**JOB**
From the listing, collect all lines containing the word "name".

---- PROVIDED ENTRIES

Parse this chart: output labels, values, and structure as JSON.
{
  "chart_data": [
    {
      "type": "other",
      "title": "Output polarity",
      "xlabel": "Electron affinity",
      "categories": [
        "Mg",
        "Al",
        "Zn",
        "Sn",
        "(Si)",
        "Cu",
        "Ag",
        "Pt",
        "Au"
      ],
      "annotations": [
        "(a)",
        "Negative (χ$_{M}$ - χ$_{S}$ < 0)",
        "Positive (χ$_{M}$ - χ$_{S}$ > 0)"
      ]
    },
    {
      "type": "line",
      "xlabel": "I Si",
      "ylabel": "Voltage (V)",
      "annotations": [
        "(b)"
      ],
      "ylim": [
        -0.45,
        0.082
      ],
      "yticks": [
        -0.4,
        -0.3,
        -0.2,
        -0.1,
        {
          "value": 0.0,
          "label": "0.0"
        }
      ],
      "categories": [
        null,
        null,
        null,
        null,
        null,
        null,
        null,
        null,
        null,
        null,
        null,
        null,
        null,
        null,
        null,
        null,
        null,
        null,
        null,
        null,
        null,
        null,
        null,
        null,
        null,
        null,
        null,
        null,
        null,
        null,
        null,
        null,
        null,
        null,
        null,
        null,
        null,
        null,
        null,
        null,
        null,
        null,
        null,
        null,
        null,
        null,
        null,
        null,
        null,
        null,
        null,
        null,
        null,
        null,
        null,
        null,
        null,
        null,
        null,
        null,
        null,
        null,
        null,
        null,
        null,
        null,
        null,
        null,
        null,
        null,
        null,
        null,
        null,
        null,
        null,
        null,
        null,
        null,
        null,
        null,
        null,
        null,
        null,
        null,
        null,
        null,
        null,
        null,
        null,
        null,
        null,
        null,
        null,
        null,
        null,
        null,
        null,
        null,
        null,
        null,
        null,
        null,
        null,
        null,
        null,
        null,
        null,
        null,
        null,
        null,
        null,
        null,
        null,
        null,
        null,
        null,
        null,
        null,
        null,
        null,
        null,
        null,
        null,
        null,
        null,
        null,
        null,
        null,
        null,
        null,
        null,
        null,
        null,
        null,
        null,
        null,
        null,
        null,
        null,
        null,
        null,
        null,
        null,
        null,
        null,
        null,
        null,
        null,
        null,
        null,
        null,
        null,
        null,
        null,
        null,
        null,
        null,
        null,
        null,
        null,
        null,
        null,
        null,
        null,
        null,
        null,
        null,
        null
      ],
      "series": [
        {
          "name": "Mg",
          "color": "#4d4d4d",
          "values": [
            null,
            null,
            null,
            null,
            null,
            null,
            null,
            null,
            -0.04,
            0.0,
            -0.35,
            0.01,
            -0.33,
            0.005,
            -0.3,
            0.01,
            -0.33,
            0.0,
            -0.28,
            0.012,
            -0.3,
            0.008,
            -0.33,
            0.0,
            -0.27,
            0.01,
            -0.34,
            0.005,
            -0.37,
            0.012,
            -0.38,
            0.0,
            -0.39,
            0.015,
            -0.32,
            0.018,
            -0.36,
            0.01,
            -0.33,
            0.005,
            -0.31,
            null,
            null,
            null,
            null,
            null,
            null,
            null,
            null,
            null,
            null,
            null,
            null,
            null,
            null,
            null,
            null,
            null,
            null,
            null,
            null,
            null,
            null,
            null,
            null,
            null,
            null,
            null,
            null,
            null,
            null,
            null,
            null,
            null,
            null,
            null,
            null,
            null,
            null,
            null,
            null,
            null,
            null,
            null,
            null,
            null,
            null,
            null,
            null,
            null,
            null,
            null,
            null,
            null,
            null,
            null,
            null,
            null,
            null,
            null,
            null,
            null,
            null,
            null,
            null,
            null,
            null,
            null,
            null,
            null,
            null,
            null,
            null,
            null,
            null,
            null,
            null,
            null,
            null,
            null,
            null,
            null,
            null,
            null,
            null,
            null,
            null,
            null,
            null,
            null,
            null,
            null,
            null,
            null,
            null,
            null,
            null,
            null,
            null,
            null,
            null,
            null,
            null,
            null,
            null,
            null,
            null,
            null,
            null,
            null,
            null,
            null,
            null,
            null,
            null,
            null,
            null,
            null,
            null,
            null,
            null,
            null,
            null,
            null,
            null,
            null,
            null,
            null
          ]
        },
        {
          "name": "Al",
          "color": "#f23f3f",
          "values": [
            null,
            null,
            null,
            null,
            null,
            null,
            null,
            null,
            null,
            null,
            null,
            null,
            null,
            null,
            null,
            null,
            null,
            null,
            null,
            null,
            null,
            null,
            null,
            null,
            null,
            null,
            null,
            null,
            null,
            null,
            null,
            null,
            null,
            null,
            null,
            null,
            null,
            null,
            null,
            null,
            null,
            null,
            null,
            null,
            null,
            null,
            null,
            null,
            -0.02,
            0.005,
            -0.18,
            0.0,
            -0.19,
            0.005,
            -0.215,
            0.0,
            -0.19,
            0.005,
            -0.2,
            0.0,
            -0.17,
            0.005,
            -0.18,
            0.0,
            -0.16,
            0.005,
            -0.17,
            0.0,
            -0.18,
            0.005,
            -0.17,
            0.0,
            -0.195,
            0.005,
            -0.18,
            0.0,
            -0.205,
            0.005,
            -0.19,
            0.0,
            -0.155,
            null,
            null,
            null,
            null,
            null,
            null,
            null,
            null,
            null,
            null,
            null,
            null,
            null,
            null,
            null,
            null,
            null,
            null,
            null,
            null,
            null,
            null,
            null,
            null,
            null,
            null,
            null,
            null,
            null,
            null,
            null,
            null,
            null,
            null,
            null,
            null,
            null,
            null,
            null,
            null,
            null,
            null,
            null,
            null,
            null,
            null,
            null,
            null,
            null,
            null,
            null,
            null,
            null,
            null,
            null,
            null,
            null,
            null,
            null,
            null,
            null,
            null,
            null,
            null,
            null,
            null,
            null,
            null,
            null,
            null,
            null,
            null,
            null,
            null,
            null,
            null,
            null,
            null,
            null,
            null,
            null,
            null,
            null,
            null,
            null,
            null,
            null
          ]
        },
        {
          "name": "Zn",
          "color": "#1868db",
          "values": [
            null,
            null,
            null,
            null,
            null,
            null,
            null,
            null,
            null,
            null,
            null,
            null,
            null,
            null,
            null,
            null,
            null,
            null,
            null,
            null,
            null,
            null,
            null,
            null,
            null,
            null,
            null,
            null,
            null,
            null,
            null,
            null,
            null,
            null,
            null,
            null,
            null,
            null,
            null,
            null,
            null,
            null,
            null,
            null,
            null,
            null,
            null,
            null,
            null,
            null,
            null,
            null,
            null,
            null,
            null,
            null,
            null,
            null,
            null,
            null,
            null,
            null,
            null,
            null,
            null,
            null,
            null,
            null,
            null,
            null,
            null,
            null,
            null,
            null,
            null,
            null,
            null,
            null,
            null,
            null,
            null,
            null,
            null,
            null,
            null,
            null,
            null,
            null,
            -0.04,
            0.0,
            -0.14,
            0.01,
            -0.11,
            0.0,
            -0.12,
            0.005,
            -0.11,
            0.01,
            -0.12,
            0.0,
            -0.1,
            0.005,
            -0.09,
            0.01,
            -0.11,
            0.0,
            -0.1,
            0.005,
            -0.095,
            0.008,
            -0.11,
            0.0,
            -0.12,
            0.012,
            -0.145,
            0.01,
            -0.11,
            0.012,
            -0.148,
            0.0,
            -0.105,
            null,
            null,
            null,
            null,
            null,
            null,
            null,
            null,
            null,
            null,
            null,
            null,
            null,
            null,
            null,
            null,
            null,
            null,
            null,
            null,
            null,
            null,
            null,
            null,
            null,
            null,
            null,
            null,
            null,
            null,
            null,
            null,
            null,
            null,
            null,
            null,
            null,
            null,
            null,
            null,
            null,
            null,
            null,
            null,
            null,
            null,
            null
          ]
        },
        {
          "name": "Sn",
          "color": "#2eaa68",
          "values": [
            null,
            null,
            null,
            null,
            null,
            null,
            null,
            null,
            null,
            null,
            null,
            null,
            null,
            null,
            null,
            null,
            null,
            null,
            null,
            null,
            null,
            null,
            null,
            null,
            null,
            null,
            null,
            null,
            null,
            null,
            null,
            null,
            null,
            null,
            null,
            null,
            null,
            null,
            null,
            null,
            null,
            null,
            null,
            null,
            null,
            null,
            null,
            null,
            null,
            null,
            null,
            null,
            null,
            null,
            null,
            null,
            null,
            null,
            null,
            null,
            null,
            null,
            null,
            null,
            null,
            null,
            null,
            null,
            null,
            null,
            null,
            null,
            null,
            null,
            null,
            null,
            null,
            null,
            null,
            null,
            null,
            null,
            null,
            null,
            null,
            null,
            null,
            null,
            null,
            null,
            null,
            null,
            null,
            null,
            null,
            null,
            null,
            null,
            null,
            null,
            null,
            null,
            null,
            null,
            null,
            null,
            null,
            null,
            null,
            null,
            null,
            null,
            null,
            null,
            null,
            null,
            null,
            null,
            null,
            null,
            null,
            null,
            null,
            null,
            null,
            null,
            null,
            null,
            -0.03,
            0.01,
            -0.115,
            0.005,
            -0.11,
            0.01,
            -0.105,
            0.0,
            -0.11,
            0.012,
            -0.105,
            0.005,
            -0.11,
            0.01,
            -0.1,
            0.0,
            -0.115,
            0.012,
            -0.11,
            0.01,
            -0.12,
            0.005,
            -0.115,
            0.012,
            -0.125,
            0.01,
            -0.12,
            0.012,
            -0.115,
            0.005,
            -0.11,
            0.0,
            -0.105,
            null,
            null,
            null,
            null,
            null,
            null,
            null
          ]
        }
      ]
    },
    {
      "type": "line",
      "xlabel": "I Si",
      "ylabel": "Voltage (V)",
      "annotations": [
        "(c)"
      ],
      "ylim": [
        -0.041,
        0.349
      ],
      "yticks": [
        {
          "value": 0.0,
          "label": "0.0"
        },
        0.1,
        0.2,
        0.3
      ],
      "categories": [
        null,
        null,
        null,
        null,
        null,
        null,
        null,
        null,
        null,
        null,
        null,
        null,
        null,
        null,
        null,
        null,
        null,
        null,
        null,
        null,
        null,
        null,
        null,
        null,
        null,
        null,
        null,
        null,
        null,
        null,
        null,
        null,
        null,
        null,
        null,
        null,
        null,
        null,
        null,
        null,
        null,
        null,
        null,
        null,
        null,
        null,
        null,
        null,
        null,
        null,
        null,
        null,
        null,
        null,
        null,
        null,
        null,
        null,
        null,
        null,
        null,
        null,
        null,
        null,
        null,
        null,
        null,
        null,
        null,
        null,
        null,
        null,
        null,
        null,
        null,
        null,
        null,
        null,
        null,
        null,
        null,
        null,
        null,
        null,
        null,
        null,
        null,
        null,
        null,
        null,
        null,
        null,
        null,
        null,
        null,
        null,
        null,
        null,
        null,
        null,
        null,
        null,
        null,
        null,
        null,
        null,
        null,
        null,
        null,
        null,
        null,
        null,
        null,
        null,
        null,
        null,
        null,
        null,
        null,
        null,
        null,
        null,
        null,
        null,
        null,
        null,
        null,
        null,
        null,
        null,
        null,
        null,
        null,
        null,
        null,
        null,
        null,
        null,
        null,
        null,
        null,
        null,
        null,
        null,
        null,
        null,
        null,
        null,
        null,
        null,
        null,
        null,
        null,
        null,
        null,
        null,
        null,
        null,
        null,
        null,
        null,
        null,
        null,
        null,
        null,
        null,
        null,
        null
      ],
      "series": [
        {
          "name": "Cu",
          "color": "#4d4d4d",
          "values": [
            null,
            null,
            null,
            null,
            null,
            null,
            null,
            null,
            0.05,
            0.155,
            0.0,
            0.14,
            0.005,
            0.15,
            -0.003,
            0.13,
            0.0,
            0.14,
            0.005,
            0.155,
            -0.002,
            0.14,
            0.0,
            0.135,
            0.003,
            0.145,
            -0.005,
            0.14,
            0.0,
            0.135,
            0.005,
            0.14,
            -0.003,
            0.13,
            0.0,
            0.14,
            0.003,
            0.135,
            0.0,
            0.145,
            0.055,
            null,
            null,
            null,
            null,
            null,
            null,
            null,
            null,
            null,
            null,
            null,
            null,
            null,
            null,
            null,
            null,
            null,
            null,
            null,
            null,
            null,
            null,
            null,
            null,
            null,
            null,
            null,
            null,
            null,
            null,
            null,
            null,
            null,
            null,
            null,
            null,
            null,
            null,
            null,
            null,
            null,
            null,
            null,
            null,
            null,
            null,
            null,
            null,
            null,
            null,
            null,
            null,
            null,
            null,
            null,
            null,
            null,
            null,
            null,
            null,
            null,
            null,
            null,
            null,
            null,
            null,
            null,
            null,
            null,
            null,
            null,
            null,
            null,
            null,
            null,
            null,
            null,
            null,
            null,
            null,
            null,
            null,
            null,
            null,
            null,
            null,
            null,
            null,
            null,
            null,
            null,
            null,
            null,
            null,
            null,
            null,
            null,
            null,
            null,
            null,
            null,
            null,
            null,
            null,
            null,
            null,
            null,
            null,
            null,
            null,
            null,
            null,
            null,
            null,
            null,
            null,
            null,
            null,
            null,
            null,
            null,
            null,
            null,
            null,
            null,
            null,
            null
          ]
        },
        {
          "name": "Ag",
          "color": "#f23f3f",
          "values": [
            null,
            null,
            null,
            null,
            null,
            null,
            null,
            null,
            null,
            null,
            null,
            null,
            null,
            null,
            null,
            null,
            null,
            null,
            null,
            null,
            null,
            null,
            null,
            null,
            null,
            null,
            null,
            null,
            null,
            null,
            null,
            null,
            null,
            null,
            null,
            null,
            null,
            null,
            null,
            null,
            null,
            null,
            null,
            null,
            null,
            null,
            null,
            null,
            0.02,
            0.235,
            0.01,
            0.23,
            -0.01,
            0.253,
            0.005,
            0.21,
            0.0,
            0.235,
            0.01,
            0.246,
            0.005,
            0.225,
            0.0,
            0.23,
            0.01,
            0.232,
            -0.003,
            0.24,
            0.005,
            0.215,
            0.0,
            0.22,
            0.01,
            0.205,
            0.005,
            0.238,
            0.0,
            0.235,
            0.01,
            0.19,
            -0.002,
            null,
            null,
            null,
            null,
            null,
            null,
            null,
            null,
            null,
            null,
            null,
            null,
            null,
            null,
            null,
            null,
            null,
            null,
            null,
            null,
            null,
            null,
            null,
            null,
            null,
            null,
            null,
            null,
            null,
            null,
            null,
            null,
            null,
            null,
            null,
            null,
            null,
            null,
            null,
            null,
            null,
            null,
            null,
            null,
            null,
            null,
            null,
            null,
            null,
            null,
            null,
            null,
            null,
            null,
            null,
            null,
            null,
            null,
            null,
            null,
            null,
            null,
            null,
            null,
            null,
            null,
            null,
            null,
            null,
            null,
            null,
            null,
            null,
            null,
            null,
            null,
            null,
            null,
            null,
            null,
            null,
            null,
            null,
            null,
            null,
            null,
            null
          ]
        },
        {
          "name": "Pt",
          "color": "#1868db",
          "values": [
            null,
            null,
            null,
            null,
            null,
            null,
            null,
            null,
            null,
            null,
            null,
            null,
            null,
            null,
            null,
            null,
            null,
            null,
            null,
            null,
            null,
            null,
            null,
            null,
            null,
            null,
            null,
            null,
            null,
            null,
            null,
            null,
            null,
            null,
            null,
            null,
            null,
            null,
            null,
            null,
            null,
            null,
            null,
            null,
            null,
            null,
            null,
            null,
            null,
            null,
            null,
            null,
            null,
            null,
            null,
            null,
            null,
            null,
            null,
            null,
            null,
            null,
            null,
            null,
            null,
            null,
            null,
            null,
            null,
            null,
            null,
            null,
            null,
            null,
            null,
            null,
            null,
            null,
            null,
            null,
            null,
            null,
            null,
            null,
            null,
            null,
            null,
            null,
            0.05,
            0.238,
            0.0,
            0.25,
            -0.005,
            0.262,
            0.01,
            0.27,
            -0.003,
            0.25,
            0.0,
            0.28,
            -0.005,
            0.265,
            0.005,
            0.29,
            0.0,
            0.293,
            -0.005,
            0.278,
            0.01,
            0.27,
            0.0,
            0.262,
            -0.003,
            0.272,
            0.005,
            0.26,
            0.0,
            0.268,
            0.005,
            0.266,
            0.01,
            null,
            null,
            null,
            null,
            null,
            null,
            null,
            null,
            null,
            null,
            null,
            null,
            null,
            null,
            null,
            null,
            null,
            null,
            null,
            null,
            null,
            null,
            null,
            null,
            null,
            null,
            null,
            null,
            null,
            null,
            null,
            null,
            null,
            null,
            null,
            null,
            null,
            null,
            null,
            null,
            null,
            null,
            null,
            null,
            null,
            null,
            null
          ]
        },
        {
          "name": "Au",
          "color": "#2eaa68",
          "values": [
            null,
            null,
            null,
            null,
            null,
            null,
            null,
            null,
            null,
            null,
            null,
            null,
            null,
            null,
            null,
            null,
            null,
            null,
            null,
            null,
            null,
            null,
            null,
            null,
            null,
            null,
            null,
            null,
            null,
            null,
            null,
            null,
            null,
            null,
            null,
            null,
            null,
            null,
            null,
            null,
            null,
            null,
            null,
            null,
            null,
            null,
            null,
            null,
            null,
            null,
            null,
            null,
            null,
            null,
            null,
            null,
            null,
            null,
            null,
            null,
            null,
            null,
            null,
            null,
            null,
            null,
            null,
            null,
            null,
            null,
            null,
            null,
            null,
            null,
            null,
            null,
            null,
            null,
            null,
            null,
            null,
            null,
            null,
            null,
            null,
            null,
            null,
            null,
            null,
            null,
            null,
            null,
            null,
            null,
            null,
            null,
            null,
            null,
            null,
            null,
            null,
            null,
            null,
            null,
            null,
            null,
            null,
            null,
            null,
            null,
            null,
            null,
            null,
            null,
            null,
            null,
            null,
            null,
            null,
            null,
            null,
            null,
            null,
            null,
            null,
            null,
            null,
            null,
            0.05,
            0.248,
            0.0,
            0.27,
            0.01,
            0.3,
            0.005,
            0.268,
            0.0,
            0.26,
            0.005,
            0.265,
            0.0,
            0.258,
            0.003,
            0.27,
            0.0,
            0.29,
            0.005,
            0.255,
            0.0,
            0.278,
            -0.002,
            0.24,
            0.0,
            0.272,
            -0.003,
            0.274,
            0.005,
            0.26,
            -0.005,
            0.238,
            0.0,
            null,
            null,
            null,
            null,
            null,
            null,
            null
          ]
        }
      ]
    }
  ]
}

--------

**WRITTEN RESPONSE**
          "name": "Mg",
          "name": "Al",
          "name": "Zn",
          "name": "Sn",
          "name": "Cu",
          "name": "Ag",
          "name": "Pt",
          "name": "Au",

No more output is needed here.